• _YOUR TASK_
Rewrite the part of the listing that opens with the line containing "button[interactable]: Features <box>14" and closes with the line containing "button[interactable]: Recents <box>80", replacing "Processor" with "Chipset" and leaving everything else unchanged. Give only those lines.

• _SUPPLIED ENTRIES_
= = =
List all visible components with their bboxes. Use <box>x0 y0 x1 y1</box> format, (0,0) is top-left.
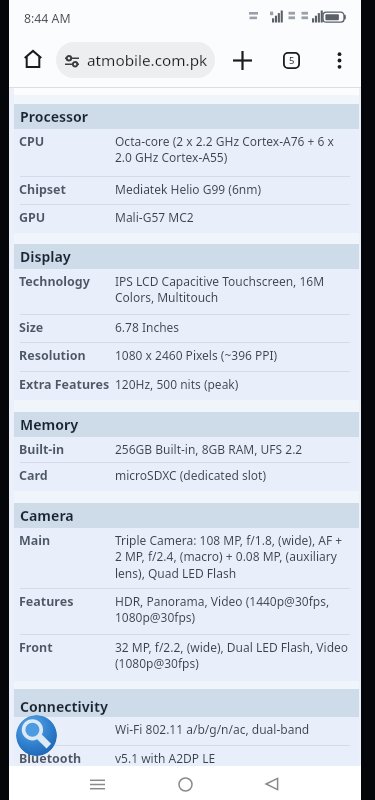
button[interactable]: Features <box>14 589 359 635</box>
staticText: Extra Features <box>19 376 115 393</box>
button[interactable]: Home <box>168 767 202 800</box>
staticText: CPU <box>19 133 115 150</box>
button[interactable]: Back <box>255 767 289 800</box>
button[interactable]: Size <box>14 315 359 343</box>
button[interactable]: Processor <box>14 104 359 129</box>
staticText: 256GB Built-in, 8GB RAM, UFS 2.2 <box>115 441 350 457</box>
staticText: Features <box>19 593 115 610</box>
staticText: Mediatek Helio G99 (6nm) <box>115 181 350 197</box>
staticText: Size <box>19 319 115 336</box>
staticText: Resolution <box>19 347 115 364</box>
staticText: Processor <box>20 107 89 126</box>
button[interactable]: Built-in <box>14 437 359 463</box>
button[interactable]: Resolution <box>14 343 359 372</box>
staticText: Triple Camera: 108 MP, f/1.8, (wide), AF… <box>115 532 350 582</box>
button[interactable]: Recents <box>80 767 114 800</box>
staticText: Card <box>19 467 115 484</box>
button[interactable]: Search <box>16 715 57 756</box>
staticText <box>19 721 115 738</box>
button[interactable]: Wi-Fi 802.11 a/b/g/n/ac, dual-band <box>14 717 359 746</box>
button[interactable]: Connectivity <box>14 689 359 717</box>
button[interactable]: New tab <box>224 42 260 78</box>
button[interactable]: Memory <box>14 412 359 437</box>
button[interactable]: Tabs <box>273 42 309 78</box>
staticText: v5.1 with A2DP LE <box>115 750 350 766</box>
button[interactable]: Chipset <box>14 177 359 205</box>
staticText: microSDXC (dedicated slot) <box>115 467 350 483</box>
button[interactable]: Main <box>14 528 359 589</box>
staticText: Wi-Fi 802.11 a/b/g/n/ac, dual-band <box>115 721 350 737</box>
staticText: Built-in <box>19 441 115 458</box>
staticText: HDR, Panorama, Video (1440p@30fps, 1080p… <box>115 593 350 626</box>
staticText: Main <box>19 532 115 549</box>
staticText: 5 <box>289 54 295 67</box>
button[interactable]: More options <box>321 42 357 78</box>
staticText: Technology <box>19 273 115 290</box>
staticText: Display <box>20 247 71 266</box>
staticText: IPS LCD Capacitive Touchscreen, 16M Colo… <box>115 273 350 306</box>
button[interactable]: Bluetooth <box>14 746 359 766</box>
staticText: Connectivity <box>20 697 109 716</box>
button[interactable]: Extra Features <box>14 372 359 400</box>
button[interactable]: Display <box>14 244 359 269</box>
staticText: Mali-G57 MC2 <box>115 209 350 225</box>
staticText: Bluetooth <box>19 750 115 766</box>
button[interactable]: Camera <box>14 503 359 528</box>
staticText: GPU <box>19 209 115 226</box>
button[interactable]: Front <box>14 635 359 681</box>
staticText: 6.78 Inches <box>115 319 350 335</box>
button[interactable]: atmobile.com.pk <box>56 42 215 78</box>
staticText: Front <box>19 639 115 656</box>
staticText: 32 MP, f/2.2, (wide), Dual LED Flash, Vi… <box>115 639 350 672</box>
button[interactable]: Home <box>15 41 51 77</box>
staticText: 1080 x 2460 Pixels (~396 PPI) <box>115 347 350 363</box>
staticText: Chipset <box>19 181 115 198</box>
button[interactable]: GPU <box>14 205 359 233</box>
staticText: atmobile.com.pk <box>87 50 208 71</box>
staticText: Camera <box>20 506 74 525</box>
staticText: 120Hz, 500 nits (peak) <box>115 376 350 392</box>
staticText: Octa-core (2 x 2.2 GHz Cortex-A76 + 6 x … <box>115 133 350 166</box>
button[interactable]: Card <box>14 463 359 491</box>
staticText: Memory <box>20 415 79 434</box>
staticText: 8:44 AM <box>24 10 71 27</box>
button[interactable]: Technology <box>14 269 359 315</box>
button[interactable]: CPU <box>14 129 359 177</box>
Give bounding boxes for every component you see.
= = =
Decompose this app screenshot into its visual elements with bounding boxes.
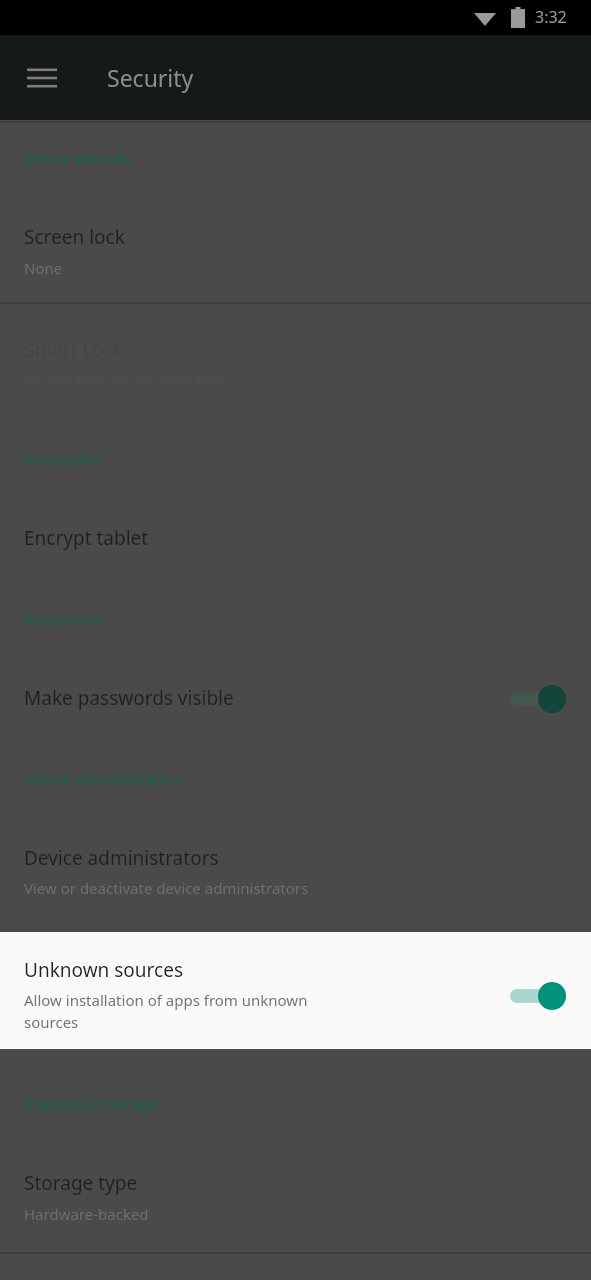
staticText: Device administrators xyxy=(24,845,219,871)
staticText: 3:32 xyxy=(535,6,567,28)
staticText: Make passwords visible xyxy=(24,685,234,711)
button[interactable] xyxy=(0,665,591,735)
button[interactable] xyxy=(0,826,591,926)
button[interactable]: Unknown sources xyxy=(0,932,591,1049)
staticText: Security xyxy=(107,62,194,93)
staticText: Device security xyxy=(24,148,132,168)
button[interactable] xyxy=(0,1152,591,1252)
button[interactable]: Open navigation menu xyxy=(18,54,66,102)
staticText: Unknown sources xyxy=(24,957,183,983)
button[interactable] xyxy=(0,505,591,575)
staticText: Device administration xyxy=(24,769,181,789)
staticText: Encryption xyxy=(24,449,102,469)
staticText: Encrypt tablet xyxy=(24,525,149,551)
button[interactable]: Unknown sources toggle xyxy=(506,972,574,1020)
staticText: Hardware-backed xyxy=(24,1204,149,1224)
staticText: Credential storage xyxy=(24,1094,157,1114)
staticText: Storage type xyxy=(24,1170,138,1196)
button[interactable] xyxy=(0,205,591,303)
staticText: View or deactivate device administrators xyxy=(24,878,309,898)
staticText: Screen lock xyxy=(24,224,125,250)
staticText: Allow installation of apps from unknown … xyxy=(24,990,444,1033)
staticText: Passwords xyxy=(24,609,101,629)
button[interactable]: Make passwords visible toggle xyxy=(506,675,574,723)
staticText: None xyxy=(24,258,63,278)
= = =
• _WRITTEN ANSWER_
button[interactable]: Features <box>14 589 359 635</box>
staticText: Extra Features <box>19 376 115 393</box>
button[interactable]: Home <box>168 767 202 800</box>
staticText: CPU <box>19 133 115 150</box>
button[interactable]: Back <box>255 767 289 800</box>
button[interactable]: Size <box>14 315 359 343</box>
button[interactable]: Chipset <box>14 104 359 129</box>
staticText: 256GB Built-in, 8GB RAM, UFS 2.2 <box>115 441 350 457</box>
staticText: Features <box>19 593 115 610</box>
staticText: Mediatek Helio G99 (6nm) <box>115 181 350 197</box>
staticText: Size <box>19 319 115 336</box>
staticText: Resolution <box>19 347 115 364</box>
staticText: Chipset <box>20 107 89 126</box>
button[interactable]: Built-in <box>14 437 359 463</box>
button[interactable]: Resolution <box>14 343 359 372</box>
staticText: Triple Camera: 108 MP, f/1.8, (wide), AF… <box>115 532 350 582</box>
button[interactable]: Recents <box>80 767 114 800</box>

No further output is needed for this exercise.